--- START OF STORED RECORDS ---
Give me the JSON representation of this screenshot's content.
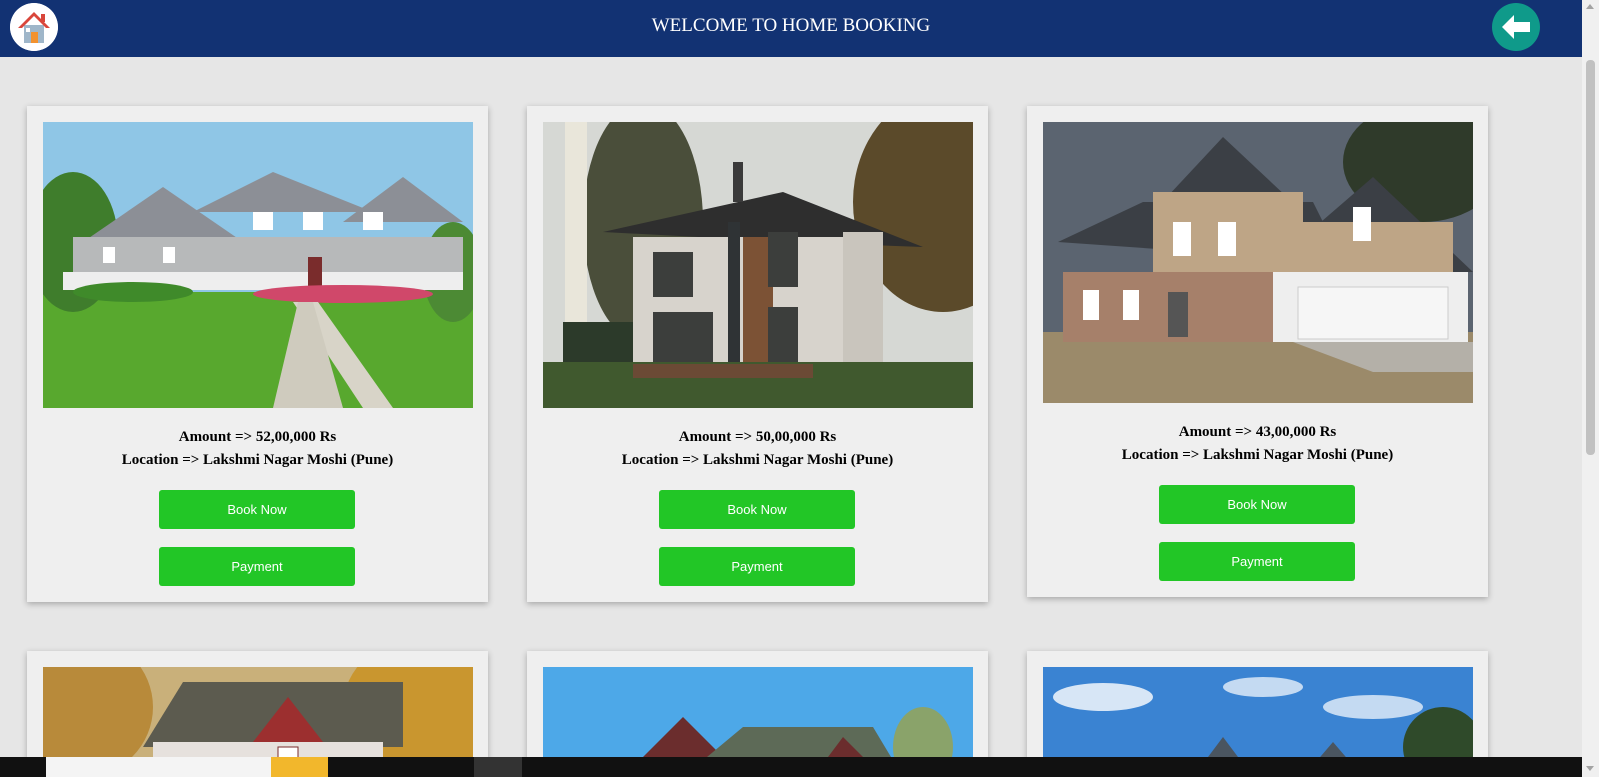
{
  "header": {
    "title": "WELCOME TO HOME BOOKING",
    "logo_icon": "home-icon",
    "back_icon": "arrow-left-icon"
  },
  "colors": {
    "header_bg": "#123273",
    "button_green": "#22c626",
    "back_button": "#0f9a8a",
    "page_bg": "#e6e6e6",
    "card_bg": "#efefef"
  },
  "listings": [
    {
      "amount": "Amount => 52,00,000 Rs",
      "location": "Location => Lakshmi Nagar Moshi (Pune)",
      "book_label": "Book Now",
      "payment_label": "Payment"
    },
    {
      "amount": "Amount => 50,00,000 Rs",
      "location": "Location => Lakshmi Nagar Moshi (Pune)",
      "book_label": "Book Now",
      "payment_label": "Payment"
    },
    {
      "amount": "Amount => 43,00,000 Rs",
      "location": "Location => Lakshmi Nagar Moshi (Pune)",
      "book_label": "Book Now",
      "payment_label": "Payment"
    }
  ]
}
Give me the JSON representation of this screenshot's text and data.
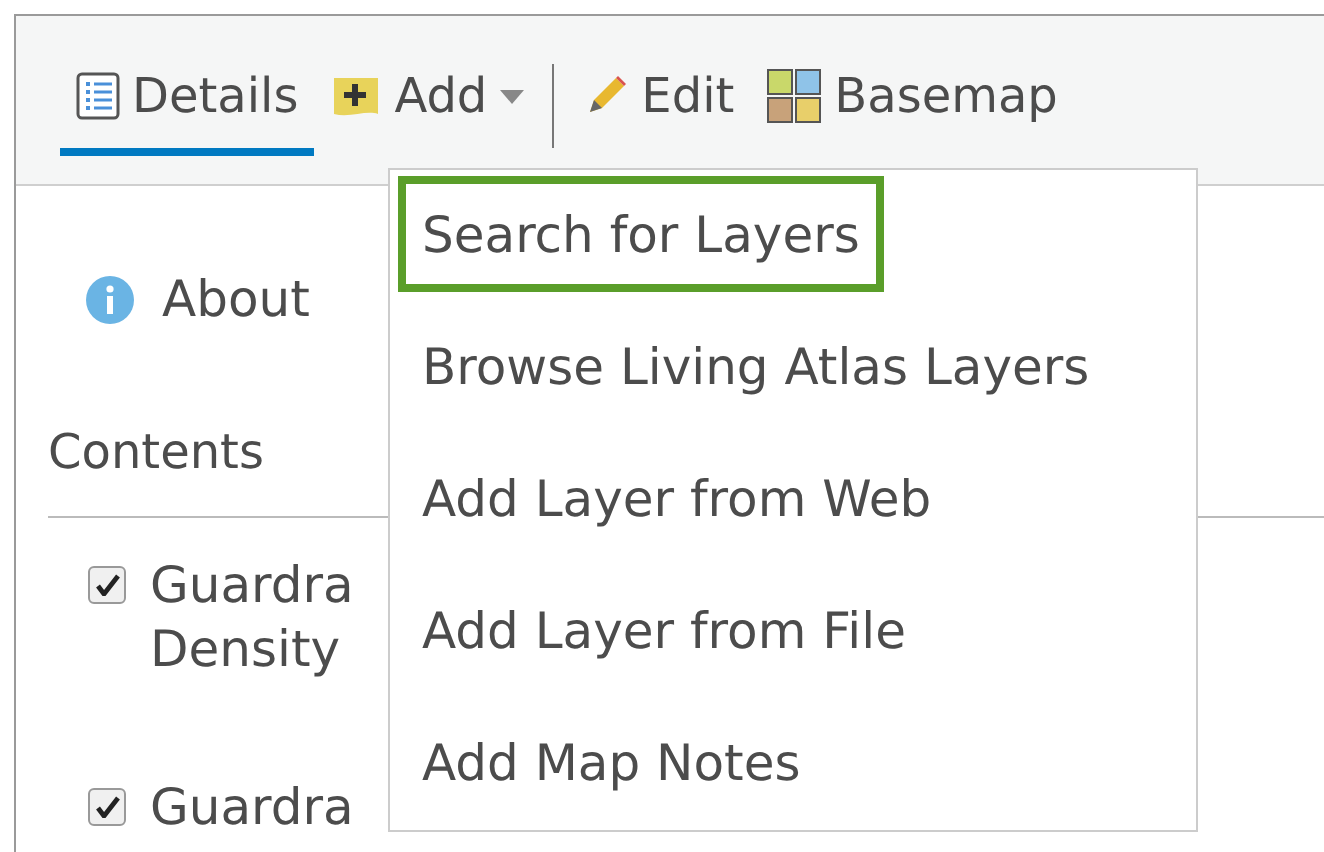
{
  "toolbar": {
    "tabs": [
      {
        "label": "Details",
        "selected": true
      },
      {
        "label": "Add",
        "selected": false
      },
      {
        "label": "Edit",
        "selected": false
      },
      {
        "label": "Basemap",
        "selected": false
      }
    ]
  },
  "panel": {
    "about": "About",
    "contents_heading": "Contents",
    "layers": [
      {
        "lines": [
          "Guardra",
          "Density"
        ],
        "checked": true
      },
      {
        "lines": [
          "Guardra"
        ],
        "checked": true
      }
    ]
  },
  "add_menu": {
    "items": [
      {
        "label": "Search for Layers",
        "selected": true
      },
      {
        "label": "Browse Living Atlas Layers",
        "selected": false
      },
      {
        "label": "Add Layer from Web",
        "selected": false
      },
      {
        "label": "Add Layer from File",
        "selected": false
      },
      {
        "label": "Add Map Notes",
        "selected": false
      }
    ]
  }
}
--- END OF STORED RECORDS ---
No pictures belong in the copy: reproduce exactly the lines above from the one that contains "Give me the JSON representation of this screenshot's text" through the last line of the entries.

- [ANSWER TO THE EXERCISE]:
Give me the JSON representation of this screenshot's text and data.
{
  "toolbar": {
    "tabs": [
      {
        "label": "Details",
        "selected": true
      },
      {
        "label": "Add",
        "selected": false
      },
      {
        "label": "Edit",
        "selected": false
      },
      {
        "label": "Basemap",
        "selected": false
      }
    ]
  },
  "panel": {
    "about": "About",
    "contents_heading": "Contents",
    "layers": [
      {
        "lines": [
          "Guardra",
          "Density"
        ],
        "checked": true
      },
      {
        "lines": [
          "Guardra"
        ],
        "checked": true
      }
    ]
  },
  "add_menu": {
    "items": [
      {
        "label": "Search for Layers",
        "selected": true
      },
      {
        "label": "Browse Living Atlas Layers",
        "selected": false
      },
      {
        "label": "Add Layer from Web",
        "selected": false
      },
      {
        "label": "Add Layer from File",
        "selected": false
      },
      {
        "label": "Add Map Notes",
        "selected": false
      }
    ]
  }
}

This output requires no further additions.